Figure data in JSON
# # # # #

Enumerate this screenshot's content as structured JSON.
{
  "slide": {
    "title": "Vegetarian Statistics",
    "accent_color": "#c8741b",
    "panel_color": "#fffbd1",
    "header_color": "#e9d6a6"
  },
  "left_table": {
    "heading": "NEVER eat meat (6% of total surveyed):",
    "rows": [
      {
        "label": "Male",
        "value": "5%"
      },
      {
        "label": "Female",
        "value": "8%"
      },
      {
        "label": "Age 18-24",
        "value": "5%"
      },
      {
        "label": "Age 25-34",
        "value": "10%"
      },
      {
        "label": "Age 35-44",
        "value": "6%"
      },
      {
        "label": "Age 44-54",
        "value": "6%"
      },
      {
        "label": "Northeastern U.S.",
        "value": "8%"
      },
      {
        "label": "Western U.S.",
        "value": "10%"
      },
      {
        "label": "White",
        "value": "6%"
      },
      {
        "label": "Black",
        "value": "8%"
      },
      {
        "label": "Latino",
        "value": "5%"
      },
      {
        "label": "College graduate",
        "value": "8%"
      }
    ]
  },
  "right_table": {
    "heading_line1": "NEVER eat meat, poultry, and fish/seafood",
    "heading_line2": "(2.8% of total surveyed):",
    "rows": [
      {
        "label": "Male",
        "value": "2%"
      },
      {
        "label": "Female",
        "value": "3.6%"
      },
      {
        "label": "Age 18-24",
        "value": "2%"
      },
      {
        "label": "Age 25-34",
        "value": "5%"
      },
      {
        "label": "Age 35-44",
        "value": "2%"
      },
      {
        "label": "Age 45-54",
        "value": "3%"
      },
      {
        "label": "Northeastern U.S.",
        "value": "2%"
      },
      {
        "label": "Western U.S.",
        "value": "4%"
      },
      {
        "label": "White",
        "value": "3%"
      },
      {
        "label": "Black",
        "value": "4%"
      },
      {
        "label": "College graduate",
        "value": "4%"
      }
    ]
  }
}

# # # # #

Each line that has the word "meat" should be copied.

> Finished exercise:
    "heading": "NEVER eat meat (6% of total surveyed):",
    "heading_line1": "NEVER eat meat, poultry, and fish/seafood",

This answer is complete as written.